# PROBLEM
Copy out each line below verbatim, skipping any picture.

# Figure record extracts
►

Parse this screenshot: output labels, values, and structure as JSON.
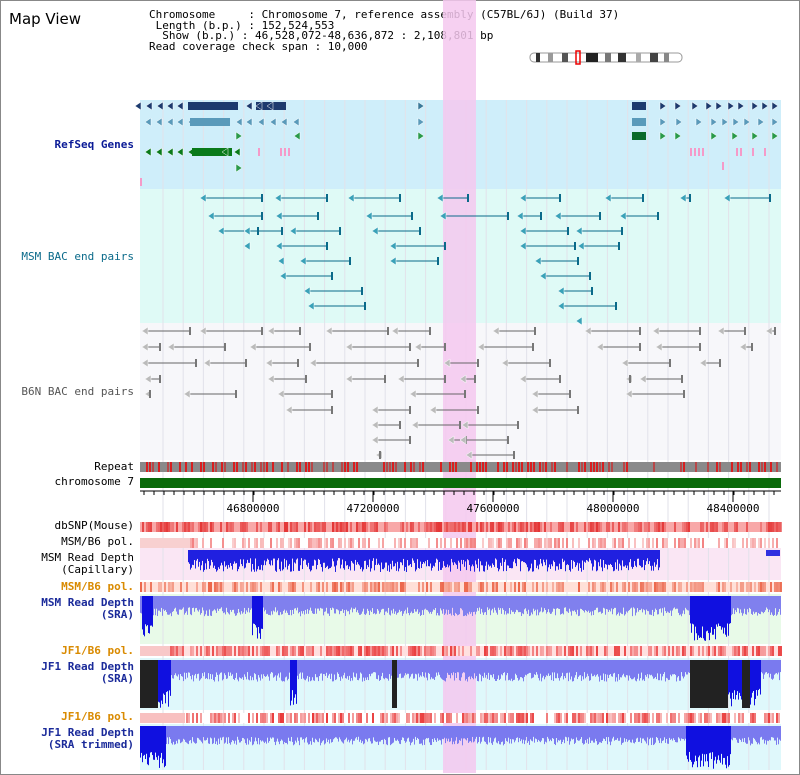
{
  "title": "Map View",
  "header": {
    "chromosome_line": "Chromosome     : Chromosome 7, reference assembly (C57BL/6J) (Build 37)",
    "length_line": " Length (b.p.) : 152,524,553",
    "show_line": "  Show (b.p.) : 46,528,072-48,636,872 : 2,108,801 bp",
    "coverage_line": "Read coverage check span : 10,000"
  },
  "tracks": {
    "refseq": "RefSeq Genes",
    "msm_bac": "MSM BAC end pairs",
    "b6n_bac": "B6N BAC end pairs",
    "repeat": "Repeat",
    "chromosome": "chromosome 7",
    "dbsnp": "dbSNP(Mouse)",
    "msm_b6_pol_1": "MSM/B6 pol.",
    "msm_read_depth_cap": "MSM Read Depth\n(Capillary)",
    "msm_b6_pol_2": "MSM/B6 pol.",
    "msm_read_depth_sra": "MSM Read Depth\n(SRA)",
    "jf1_b6_pol_1": "JF1/B6 pol.",
    "jf1_read_depth_sra": "JF1 Read Depth\n(SRA)",
    "jf1_b6_pol_2": "JF1/B6 pol.",
    "jf1_read_depth_trim": "JF1 Read Depth\n(SRA trimmed)"
  },
  "axis": {
    "ticks": [
      "46800000",
      "47200000",
      "47600000",
      "48000000",
      "48400000"
    ]
  },
  "colors": {
    "highlight": "#f5c8ee",
    "refseq_bg": "#cfeefa",
    "bac_bg": "#dffaf6",
    "depth_blue": "#2a2aee",
    "chromosome_green": "#0a6a0a"
  }
}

◄

# RESPONSE FOR THIS EXERCISE
Parse this screenshot: output labels, values, and structure as JSON.
{
  "title": "Map View",
  "header": {
    "chromosome_line": "Chromosome     : Chromosome 7, reference assembly (C57BL/6J) (Build 37)",
    "length_line": " Length (b.p.) : 152,524,553",
    "show_line": "  Show (b.p.) : 46,528,072-48,636,872 : 2,108,801 bp",
    "coverage_line": "Read coverage check span : 10,000"
  },
  "tracks": {
    "refseq": "RefSeq Genes",
    "msm_bac": "MSM BAC end pairs",
    "b6n_bac": "B6N BAC end pairs",
    "repeat": "Repeat",
    "chromosome": "chromosome 7",
    "dbsnp": "dbSNP(Mouse)",
    "msm_b6_pol_1": "MSM/B6 pol.",
    "msm_read_depth_cap": "MSM Read Depth\n(Capillary)",
    "msm_b6_pol_2": "MSM/B6 pol.",
    "msm_read_depth_sra": "MSM Read Depth\n(SRA)",
    "jf1_b6_pol_1": "JF1/B6 pol.",
    "jf1_read_depth_sra": "JF1 Read Depth\n(SRA)",
    "jf1_b6_pol_2": "JF1/B6 pol.",
    "jf1_read_depth_trim": "JF1 Read Depth\n(SRA trimmed)"
  },
  "axis": {
    "ticks": [
      "46800000",
      "47200000",
      "47600000",
      "48000000",
      "48400000"
    ]
  },
  "colors": {
    "highlight": "#f5c8ee",
    "refseq_bg": "#cfeefa",
    "bac_bg": "#dffaf6",
    "depth_blue": "#2a2aee",
    "chromosome_green": "#0a6a0a"
  }
}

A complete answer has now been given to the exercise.